_Source material_

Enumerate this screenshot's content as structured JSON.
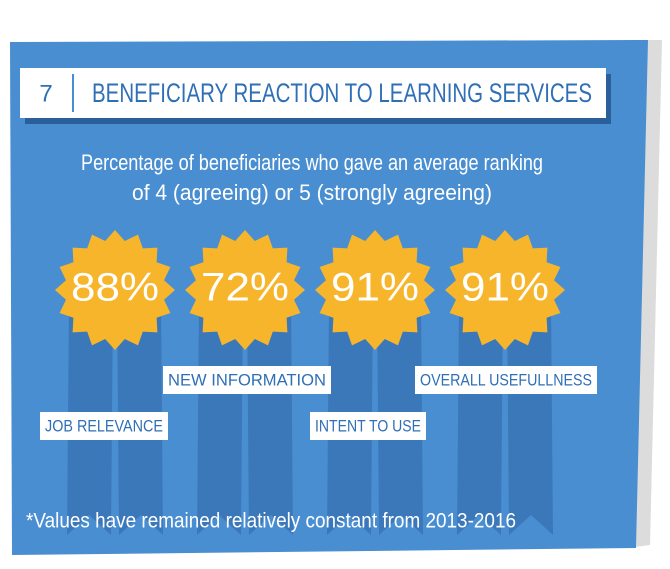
{
  "header": {
    "number": "7",
    "title": "BENEFICIARY REACTION TO LEARNING SERVICES"
  },
  "subtitle": [
    "Percentage of beneficiaries who gave an average ranking",
    "of 4 (agreeing) or 5 (strongly agreeing)"
  ],
  "badges": [
    {
      "value": "88%",
      "label": "JOB RELEVANCE"
    },
    {
      "value": "72%",
      "label": "NEW INFORMATION"
    },
    {
      "value": "91%",
      "label": "INTENT TO USE"
    },
    {
      "value": "91%",
      "label": "OVERALL USEFULLNESS"
    }
  ],
  "footnote": "*Values have remained relatively constant from 2013-2016"
}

_What you will do_
Skip the pictures and transcribe the rest of the records exactly.

_Problem solution_
Enumerate this screenshot's content as structured JSON.
{
  "header": {
    "number": "7",
    "title": "BENEFICIARY REACTION TO LEARNING SERVICES"
  },
  "subtitle": [
    "Percentage of beneficiaries who gave an average ranking",
    "of 4 (agreeing) or 5 (strongly agreeing)"
  ],
  "badges": [
    {
      "value": "88%",
      "label": "JOB RELEVANCE"
    },
    {
      "value": "72%",
      "label": "NEW INFORMATION"
    },
    {
      "value": "91%",
      "label": "INTENT TO USE"
    },
    {
      "value": "91%",
      "label": "OVERALL USEFULLNESS"
    }
  ],
  "footnote": "*Values have remained relatively constant from 2013-2016"
}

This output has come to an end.